#### [AIM OF THE EXERCISE]
Copy every line of the data that contains the string "Optometry".

#### [DATASET]

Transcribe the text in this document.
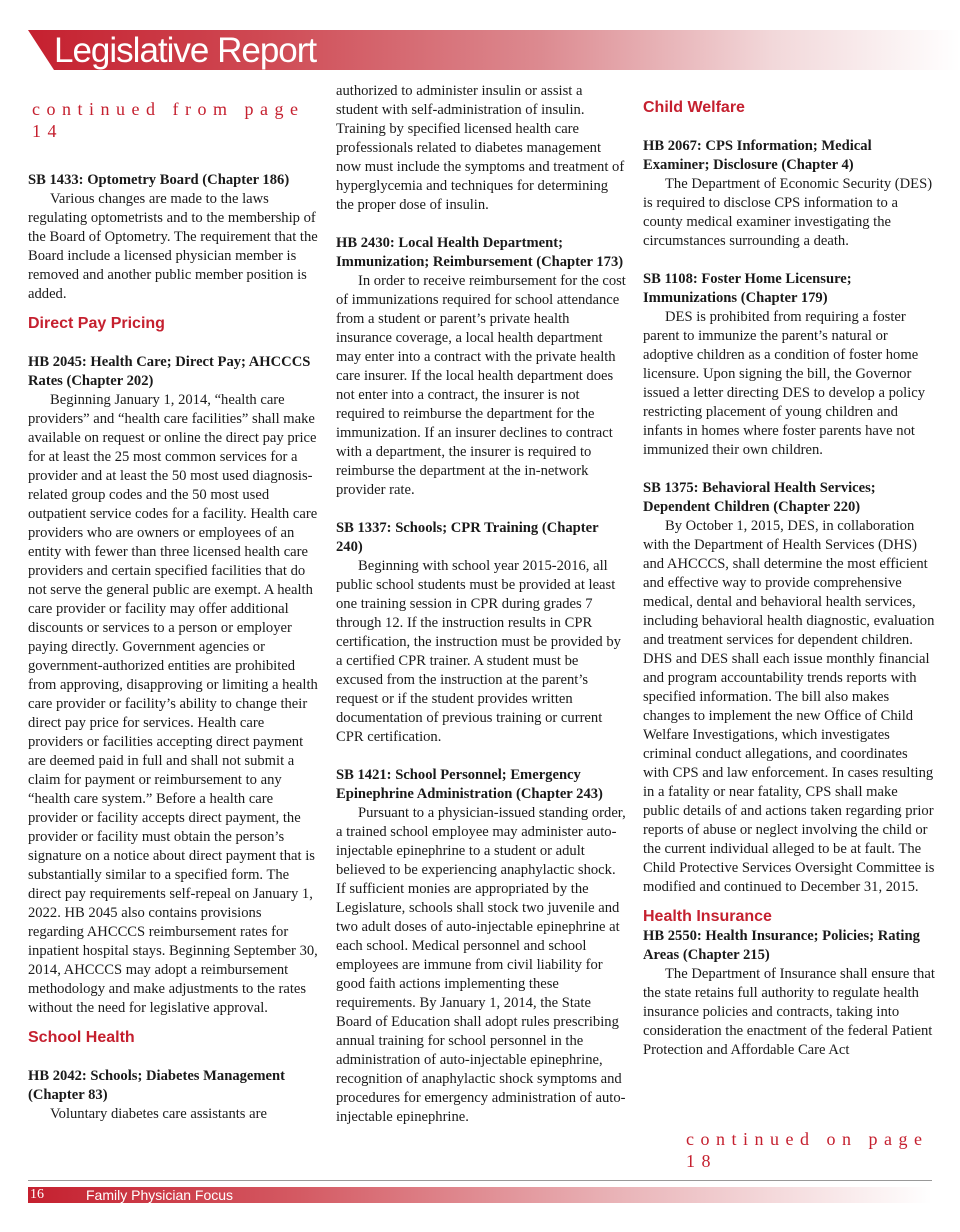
Legislative Report
continued from page 14

SB 1433: Optometry Board (Chapter 186)

Various changes are made to the laws regulating optometrists and to the membership of the Board of Optometry. The requirement that the Board include a licensed physician member is removed and another public member position is added.

Direct Pay Pricing

HB 2045: Health Care; Direct Pay; AHCCCS Rates (Chapter 202)

Beginning January 1, 2014, “health care providers” and “health care facilities” shall make available on request or online the direct pay price for at least the 25 most common services for a provider and at least the 50 most used diagnosis-related group codes and the 50 most used outpatient service codes for a facility. Health care providers who are owners or employees of an entity with fewer than three licensed health care providers and certain specified facilities that do not serve the general public are exempt. A health care provider or facility may offer additional discounts or services to a person or employer paying directly. Government agencies or government-authorized entities are prohibited from approving, disapproving or limiting a health care provider or facility’s ability to change their direct pay price for services. Health care providers or facilities accepting direct payment are deemed paid in full and shall not submit a claim for payment or reimbursement to any “health care system.” Before a health care provider or facility accepts direct payment, the provider or facility must obtain the person’s signature on a notice about direct payment that is substantially similar to a specified form. The direct pay requirements self-repeal on January 1, 2022. HB 2045 also contains provisions regarding AHCCCS reimbursement rates for inpatient hospital stays. Beginning September 30, 2014, AHCCCS may adopt a reimbursement methodology and make adjustments to the rates without the need for legislative approval.

School Health

HB 2042: Schools; Diabetes Management (Chapter 83)

Voluntary diabetes care assistants are

authorized to administer insulin or assist a student with self-administration of insulin. Training by specified licensed health care professionals related to diabetes management now must include the symptoms and treatment of hyperglycemia and techniques for determining the proper dose of insulin.

HB 2430: Local Health Department; Immunization; Reimbursement (Chapter 173)

In order to receive reimbursement for the cost of immunizations required for school attendance from a student or parent’s private health insurance coverage, a local health department may enter into a contract with the private health care insurer. If the local health department does not enter into a contract, the insurer is not required to reimburse the department for the immunization. If an insurer declines to contract with a department, the insurer is required to reimburse the department at the in-network provider rate.

SB 1337: Schools; CPR Training (Chapter 240)

Beginning with school year 2015-2016, all public school students must be provided at least one training session in CPR during grades 7 through 12. If the instruction results in CPR certification, the instruction must be provided by a certified CPR trainer. A student must be excused from the instruction at the parent’s request or if the student provides written documentation of previous training or current CPR certification.

SB 1421: School Personnel; Emergency Epinephrine Administration (Chapter 243)

Pursuant to a physician-issued standing order, a trained school employee may administer auto-injectable epinephrine to a student or adult believed to be experiencing anaphylactic shock. If sufficient monies are appropriated by the Legislature, schools shall stock two juvenile and two adult doses of auto-injectable epinephrine at each school. Medical personnel and school employees are immune from civil liability for good faith actions implementing these requirements. By January 1, 2014, the State Board of Education shall adopt rules prescribing annual training for school personnel in the administration of auto-injectable epinephrine, recognition of anaphylactic shock symptoms and procedures for emergency administration of auto-injectable epinephrine.

Child Welfare

HB 2067: CPS Information; Medical Examiner; Disclosure (Chapter 4)

The Department of Economic Security (DES) is required to disclose CPS information to a county medical examiner investigating the circumstances surrounding a death.

SB 1108: Foster Home Licensure; Immunizations (Chapter 179)

DES is prohibited from requiring a foster parent to immunize the parent’s natural or adoptive children as a condition of foster home licensure. Upon signing the bill, the Governor issued a letter directing DES to develop a policy restricting placement of young children and infants in homes where foster parents have not immunized their own children.

SB 1375: Behavioral Health Services; Dependent Children (Chapter 220)

By October 1, 2015, DES, in collaboration with the Department of Health Services (DHS) and AHCCCS, shall determine the most efficient and effective way to provide comprehensive medical, dental and behavioral health services, including behavioral health diagnostic, evaluation and treatment services for dependent children. DHS and DES shall each issue monthly financial and program accountability trends reports with specified information. The bill also makes changes to implement the new Office of Child Welfare Investigations, which investigates criminal conduct allegations, and coordinates with CPS and law enforcement. In cases resulting in a fatality or near fatality, CPS shall make public details of and actions taken regarding prior reports of abuse or neglect involving the child or the current individual alleged to be at fault. The Child Protective Services Oversight Committee is modified and continued to December 31, 2015.

Health Insurance

HB 2550: Health Insurance; Policies; Rating Areas (Chapter 215)

The Department of Insurance shall ensure that the state retains full authority to regulate health insurance policies and contracts, taking into consideration the enactment of the federal Patient Protection and Affordable Care Act

continued on page 18
16	Family Physician Focus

#### [RESULT BELOW]
SB 1433: Optometry Board (Chapter 186)
Various changes are made to the laws regulating optometrists and to the membership of the Board of Optometry. The requirement that the Board include a licensed physician member is removed and another public member position is added.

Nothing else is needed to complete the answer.